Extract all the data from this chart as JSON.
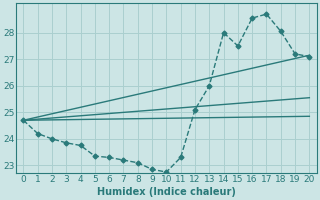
{
  "xlabel": "Humidex (Indice chaleur)",
  "ylabel": "",
  "background_color": "#cce5e5",
  "grid_color": "#aacfcf",
  "line_color": "#2a7a7a",
  "xlim": [
    -0.5,
    20.5
  ],
  "ylim": [
    22.7,
    29.1
  ],
  "yticks": [
    23,
    24,
    25,
    26,
    27,
    28
  ],
  "xticks": [
    0,
    1,
    2,
    3,
    4,
    5,
    6,
    7,
    8,
    9,
    10,
    11,
    12,
    13,
    14,
    15,
    16,
    17,
    18,
    19,
    20
  ],
  "series": [
    {
      "x": [
        0,
        1,
        2,
        3,
        4,
        5,
        6,
        7,
        8,
        9,
        10,
        11,
        12,
        13,
        14,
        15,
        16,
        17,
        18,
        19,
        20
      ],
      "y": [
        24.7,
        24.2,
        24.0,
        23.85,
        23.75,
        23.35,
        23.3,
        23.2,
        23.1,
        22.85,
        22.75,
        23.3,
        25.1,
        26.0,
        28.0,
        27.5,
        28.55,
        28.7,
        28.05,
        27.2,
        27.1
      ],
      "marker": "D",
      "markersize": 2.5,
      "linewidth": 1.0,
      "linestyle": "--"
    },
    {
      "x": [
        0,
        20
      ],
      "y": [
        24.7,
        27.15
      ],
      "marker": null,
      "markersize": 0,
      "linewidth": 1.0,
      "linestyle": "-"
    },
    {
      "x": [
        0,
        20
      ],
      "y": [
        24.7,
        25.55
      ],
      "marker": null,
      "markersize": 0,
      "linewidth": 1.0,
      "linestyle": "-"
    },
    {
      "x": [
        0,
        20
      ],
      "y": [
        24.7,
        24.85
      ],
      "marker": null,
      "markersize": 0,
      "linewidth": 1.0,
      "linestyle": "-"
    }
  ]
}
—————
§ **Stated exercise**
Extract the full listing above verbatim; pictures are to be left out of the copy.

§ **Output below**
Extract all the data from this chart as JSON.
{
  "xlabel": "Humidex (Indice chaleur)",
  "ylabel": "",
  "background_color": "#cce5e5",
  "grid_color": "#aacfcf",
  "line_color": "#2a7a7a",
  "xlim": [
    -0.5,
    20.5
  ],
  "ylim": [
    22.7,
    29.1
  ],
  "yticks": [
    23,
    24,
    25,
    26,
    27,
    28
  ],
  "xticks": [
    0,
    1,
    2,
    3,
    4,
    5,
    6,
    7,
    8,
    9,
    10,
    11,
    12,
    13,
    14,
    15,
    16,
    17,
    18,
    19,
    20
  ],
  "series": [
    {
      "x": [
        0,
        1,
        2,
        3,
        4,
        5,
        6,
        7,
        8,
        9,
        10,
        11,
        12,
        13,
        14,
        15,
        16,
        17,
        18,
        19,
        20
      ],
      "y": [
        24.7,
        24.2,
        24.0,
        23.85,
        23.75,
        23.35,
        23.3,
        23.2,
        23.1,
        22.85,
        22.75,
        23.3,
        25.1,
        26.0,
        28.0,
        27.5,
        28.55,
        28.7,
        28.05,
        27.2,
        27.1
      ],
      "marker": "D",
      "markersize": 2.5,
      "linewidth": 1.0,
      "linestyle": "--"
    },
    {
      "x": [
        0,
        20
      ],
      "y": [
        24.7,
        27.15
      ],
      "marker": null,
      "markersize": 0,
      "linewidth": 1.0,
      "linestyle": "-"
    },
    {
      "x": [
        0,
        20
      ],
      "y": [
        24.7,
        25.55
      ],
      "marker": null,
      "markersize": 0,
      "linewidth": 1.0,
      "linestyle": "-"
    },
    {
      "x": [
        0,
        20
      ],
      "y": [
        24.7,
        24.85
      ],
      "marker": null,
      "markersize": 0,
      "linewidth": 1.0,
      "linestyle": "-"
    }
  ]
}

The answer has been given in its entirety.